## The task
Set down each record exactly as written.

════

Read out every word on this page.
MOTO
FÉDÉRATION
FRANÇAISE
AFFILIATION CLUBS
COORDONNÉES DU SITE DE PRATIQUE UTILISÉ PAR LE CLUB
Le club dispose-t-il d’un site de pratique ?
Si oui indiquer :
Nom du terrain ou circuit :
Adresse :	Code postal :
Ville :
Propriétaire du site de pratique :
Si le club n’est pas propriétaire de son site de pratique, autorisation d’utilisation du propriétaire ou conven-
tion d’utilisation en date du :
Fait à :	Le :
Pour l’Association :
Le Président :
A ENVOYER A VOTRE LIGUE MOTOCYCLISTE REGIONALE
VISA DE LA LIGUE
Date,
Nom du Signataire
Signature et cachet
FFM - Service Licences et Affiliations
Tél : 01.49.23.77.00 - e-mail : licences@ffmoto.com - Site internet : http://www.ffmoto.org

════

## Task solution
Read out every word on this page.
MOTO
FÉDÉRATION
FRANÇAISE
AFFILIATION CLUBS
COORDONNÉES DU SITE DE PRATIQUE UTILISÉ PAR LE CLUB
Le club dispose-t-il d’un site de pratique ?
Si oui indiquer :
Nom du terrain ou circuit :
Adresse :	Code postal :
Ville :
Propriétaire du site de pratique :
Si le club n’est pas propriétaire de son site de pratique, autorisation d’utilisation du propriétaire ou conven-
tion d’utilisation en date du :
Fait à :	Le :
Pour l’Association :
Le Président :
A ENVOYER A VOTRE LIGUE MOTOCYCLISTE REGIONALE
VISA DE LA LIGUE
Date,
Nom du Signataire
Signature et cachet
FFM - Service Licences et Affiliations
Tél : 01.49.23.77.00 - e-mail : licences@ffmoto.com - Site internet : http://www.ffmoto.org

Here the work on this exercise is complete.